### DOCUMENT PASSAGE
══════════════════════════════
August 14, 2024 - Jonah 1-4

God is concerned about Nineveh!  How shocking that message must have been to Jonah and to Israel.  It might be comparable, today, to a religious leader in Israel standing up in a synagogue and announcing that God is concerned about Cairo, or Mecca, or Tehran.  Jonah’s message was one of warning:  “Yet forty days, and Nineveh shall be overthrown!” (3:4)  But that message resulted in the people of Nineveh believing God, and “they called for a fast and put on sackcloth, from the greatest  of them to the least of the” (3:5).  God was pleased:  “When God saw what they did, how they turned from their evil way, God relented of the disaster that he had said he would do to them, and he did not do it” (3:10).
══════════════════════════════
### DATASET RECORDS
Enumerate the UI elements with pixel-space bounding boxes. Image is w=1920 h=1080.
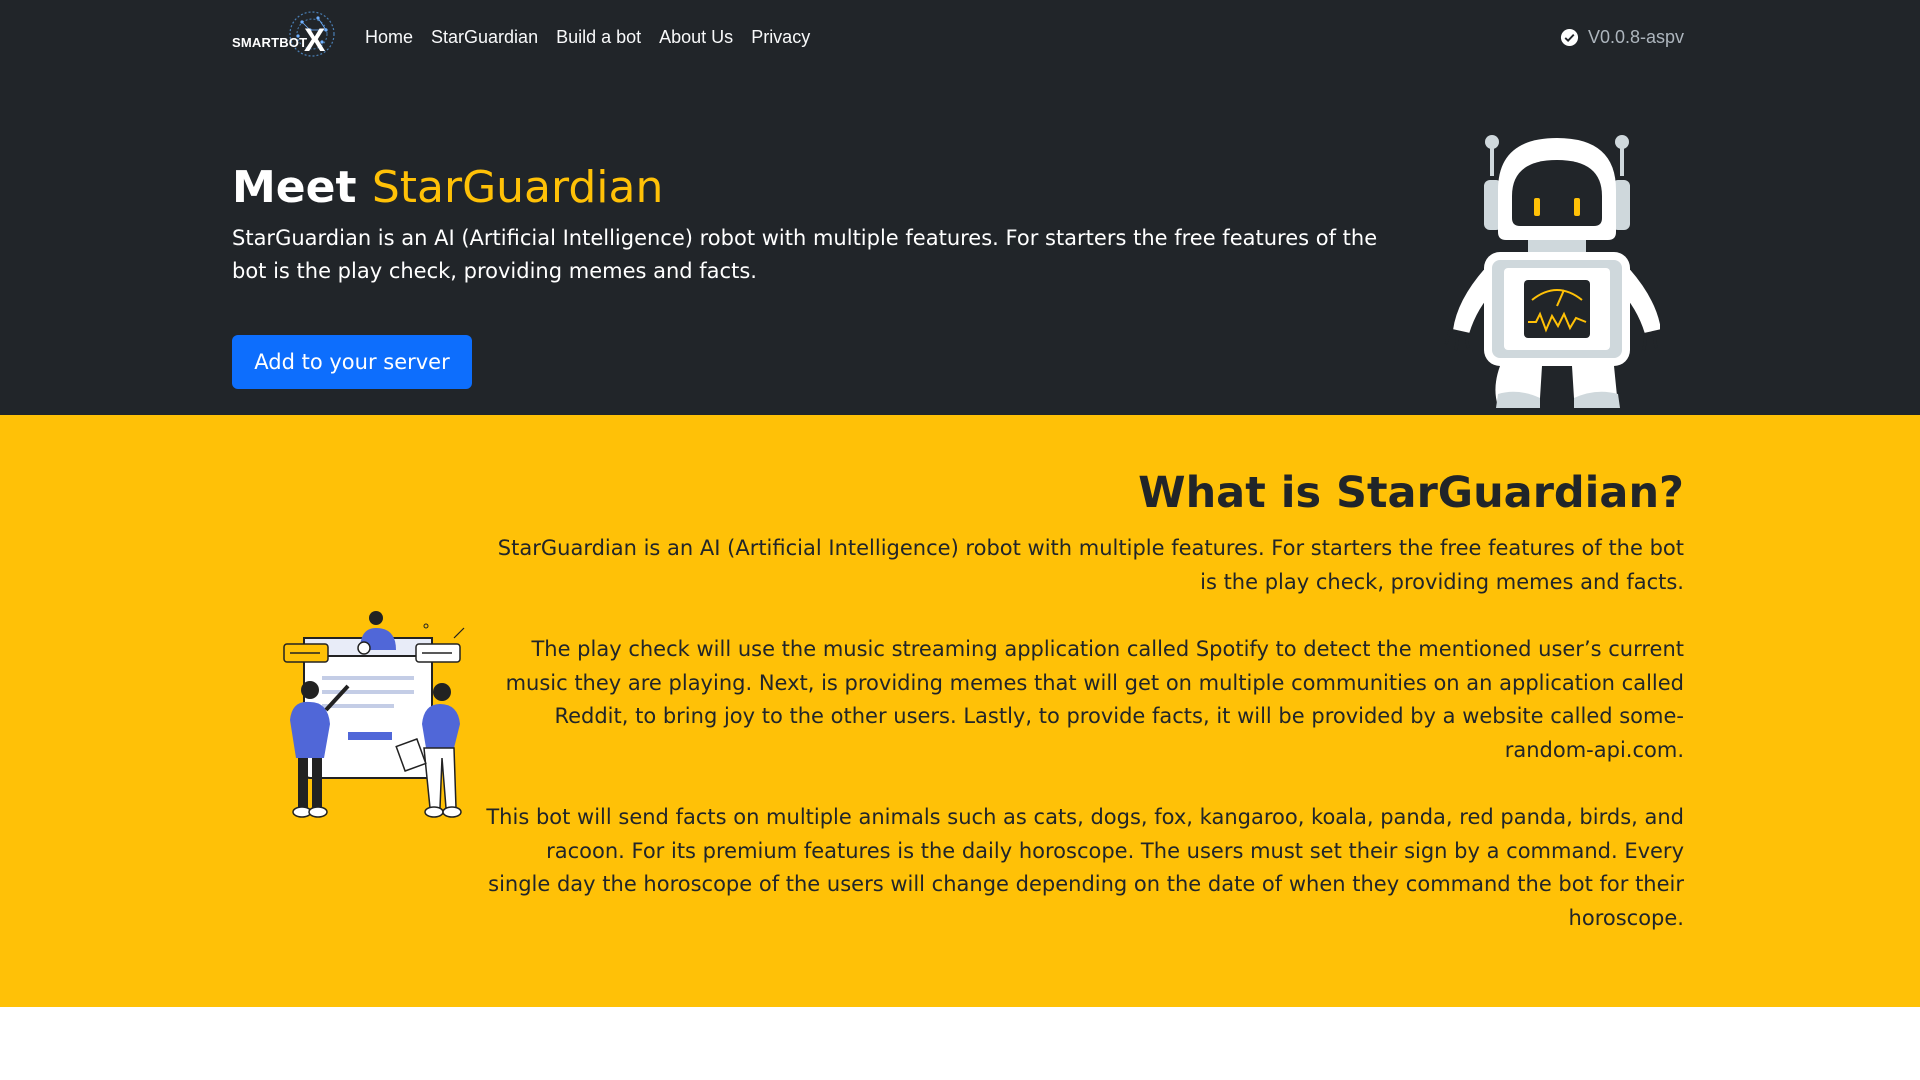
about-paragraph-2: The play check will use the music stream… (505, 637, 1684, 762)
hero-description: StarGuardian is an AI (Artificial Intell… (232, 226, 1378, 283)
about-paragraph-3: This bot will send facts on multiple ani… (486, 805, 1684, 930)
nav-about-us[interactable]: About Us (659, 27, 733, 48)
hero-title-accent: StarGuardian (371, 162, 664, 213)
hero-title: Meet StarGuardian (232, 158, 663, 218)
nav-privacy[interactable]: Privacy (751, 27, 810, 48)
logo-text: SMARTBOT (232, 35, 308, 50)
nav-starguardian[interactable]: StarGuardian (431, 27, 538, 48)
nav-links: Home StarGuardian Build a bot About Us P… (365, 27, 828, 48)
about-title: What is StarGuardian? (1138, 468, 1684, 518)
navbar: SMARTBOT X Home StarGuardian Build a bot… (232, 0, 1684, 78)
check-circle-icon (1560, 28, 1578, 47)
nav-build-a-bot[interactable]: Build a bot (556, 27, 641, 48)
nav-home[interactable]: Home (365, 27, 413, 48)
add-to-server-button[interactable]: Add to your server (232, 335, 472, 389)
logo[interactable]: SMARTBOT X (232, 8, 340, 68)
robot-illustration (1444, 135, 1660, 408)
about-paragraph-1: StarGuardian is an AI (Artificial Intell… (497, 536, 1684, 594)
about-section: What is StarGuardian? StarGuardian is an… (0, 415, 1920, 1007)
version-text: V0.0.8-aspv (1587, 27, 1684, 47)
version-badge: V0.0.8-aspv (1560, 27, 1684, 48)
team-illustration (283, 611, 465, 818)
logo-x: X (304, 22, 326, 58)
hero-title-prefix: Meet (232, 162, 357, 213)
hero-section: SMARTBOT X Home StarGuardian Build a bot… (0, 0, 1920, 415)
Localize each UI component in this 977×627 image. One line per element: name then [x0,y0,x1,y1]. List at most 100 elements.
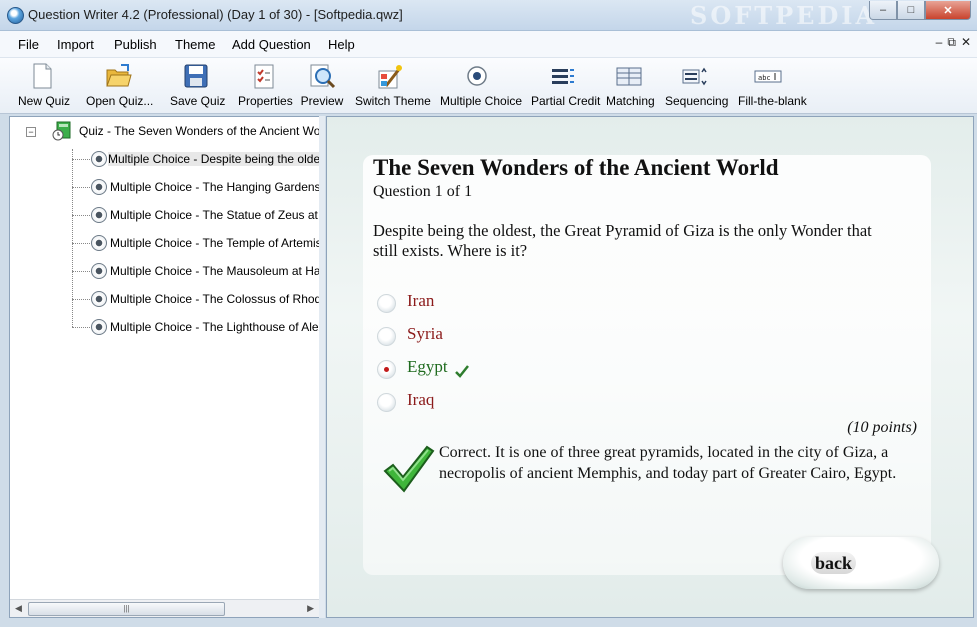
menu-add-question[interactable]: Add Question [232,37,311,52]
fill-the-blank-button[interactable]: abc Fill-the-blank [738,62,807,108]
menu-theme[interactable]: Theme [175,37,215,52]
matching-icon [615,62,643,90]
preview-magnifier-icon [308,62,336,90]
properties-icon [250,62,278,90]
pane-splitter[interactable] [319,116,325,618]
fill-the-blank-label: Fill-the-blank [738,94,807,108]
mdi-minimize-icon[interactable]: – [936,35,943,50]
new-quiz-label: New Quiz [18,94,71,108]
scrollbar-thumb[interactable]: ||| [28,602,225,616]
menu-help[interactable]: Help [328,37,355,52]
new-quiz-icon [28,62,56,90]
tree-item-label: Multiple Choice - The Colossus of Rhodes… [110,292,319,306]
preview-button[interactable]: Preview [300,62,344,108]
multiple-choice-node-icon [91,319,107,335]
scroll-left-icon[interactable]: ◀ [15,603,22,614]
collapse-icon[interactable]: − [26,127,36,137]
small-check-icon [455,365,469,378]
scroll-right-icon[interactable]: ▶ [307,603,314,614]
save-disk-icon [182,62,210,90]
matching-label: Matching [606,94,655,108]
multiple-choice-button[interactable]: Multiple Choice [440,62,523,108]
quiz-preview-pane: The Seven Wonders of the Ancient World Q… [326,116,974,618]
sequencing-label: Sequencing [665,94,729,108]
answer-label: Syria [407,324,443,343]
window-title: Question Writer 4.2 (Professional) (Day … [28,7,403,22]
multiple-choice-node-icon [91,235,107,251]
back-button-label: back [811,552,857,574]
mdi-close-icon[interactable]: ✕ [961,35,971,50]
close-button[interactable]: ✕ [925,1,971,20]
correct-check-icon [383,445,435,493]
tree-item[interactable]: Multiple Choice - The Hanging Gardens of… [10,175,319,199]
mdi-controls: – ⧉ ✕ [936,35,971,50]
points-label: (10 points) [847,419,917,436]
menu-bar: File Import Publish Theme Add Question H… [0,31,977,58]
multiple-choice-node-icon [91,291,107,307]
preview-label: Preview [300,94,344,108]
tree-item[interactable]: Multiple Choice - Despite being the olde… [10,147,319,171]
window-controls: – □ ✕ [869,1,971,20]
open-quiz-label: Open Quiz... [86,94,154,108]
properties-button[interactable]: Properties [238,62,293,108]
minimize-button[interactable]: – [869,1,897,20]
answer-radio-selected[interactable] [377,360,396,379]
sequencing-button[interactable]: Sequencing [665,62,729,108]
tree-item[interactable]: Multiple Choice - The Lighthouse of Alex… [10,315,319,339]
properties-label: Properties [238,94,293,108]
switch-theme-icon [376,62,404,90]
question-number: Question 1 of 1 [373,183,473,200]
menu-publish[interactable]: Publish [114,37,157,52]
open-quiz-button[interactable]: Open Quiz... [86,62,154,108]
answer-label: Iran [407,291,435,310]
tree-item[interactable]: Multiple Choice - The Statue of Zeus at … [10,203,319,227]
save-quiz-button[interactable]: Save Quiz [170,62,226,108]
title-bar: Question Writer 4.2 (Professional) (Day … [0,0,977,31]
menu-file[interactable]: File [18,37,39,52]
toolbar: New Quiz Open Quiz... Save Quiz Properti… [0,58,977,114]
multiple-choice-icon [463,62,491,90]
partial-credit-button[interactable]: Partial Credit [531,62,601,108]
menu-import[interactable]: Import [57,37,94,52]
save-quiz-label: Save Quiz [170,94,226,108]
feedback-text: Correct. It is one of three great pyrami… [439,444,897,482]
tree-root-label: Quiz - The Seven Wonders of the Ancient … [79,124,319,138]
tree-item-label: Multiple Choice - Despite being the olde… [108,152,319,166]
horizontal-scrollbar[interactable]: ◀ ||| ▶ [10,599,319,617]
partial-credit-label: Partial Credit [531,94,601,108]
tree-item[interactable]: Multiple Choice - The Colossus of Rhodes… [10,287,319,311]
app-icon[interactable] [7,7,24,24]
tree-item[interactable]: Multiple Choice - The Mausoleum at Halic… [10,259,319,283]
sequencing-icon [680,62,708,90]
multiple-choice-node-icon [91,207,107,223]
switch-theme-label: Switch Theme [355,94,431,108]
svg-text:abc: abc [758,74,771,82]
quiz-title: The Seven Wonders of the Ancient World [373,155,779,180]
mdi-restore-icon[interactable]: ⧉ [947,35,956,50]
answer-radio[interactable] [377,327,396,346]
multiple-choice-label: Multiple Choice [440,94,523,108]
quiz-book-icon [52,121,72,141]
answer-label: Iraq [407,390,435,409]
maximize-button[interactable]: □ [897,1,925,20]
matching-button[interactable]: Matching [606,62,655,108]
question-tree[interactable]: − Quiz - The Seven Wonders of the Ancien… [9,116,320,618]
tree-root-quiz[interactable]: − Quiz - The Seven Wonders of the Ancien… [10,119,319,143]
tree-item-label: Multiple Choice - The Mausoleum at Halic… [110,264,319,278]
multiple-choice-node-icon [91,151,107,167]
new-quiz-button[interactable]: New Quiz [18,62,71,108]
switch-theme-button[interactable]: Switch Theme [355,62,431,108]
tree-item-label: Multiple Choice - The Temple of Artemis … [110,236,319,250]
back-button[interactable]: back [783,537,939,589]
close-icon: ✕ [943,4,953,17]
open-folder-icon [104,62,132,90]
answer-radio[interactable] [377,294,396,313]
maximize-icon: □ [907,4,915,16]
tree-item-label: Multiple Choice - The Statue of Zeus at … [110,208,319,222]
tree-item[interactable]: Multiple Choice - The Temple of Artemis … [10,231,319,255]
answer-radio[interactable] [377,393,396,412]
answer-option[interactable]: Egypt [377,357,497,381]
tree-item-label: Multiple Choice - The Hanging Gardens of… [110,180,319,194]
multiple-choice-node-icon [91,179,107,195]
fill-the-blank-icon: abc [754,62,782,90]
══════════════════════════════
### REQUIRED ACTIONS
1. Summarize the Jonah devotional in two sentences.
2. Write a continuation of the Jonah devotional, picking up right after its final sentence.

### TASK RESULTS
1. God's concern for Nineveh would have shocked Jonah and Israel, much as it would shock people today if a religious leader in an Israeli synagogue announced that God is concerned about Cairo, Mecca, or Tehran. Jonah warned that Nineveh would be overthrown in forty days, and the people believed God, fasted, and put on sackcloth, so God relented and did not bring the disaster.

2.
Jonah knew that God is “a gracious God and merciful, slow to anger and abounding in steadfast love” (4:2), and he was so angry that he wished to die; so distraught was he that God would show mercy to Israel’s enemy!  God pitied Nineveh, Jonah hated the city.  God reached out to Nineveh, Jonah wished that it would just fall into a hole in the ground.  God was merciful, Jonah seemed vindictive.  Just think, if God had behaved toward us as Jonah wanted him to behave toward Nineveh!  But God did not!  Paul put it like this:  “But God demonstrates His own love toward us, in that while we were yet sinners, Christ died for us.  Much more then, having now been justified by His blood, we shall be saved from the wrath of God through Him.   For if while we were enemies we were reconciled to God through the death of His Son, much more, having been reconciled, we shall be saved by His life” (Rom 5:8-10).  That's good news for all!

 

There’s a wideness in God’s mercy,

like the wideness of the sea.

There’s a kindness in God’s justice,

which is more than liberty.

 

There is welcome for the sinner,

and more graces for the good.

There is mercy with the Savior,

there is healing in his blood.

 

The love of God is broader

than the measures of the mind,

and the heart of the Eternal

is most wonderfully kind.   -- Frederick William Faber (1862)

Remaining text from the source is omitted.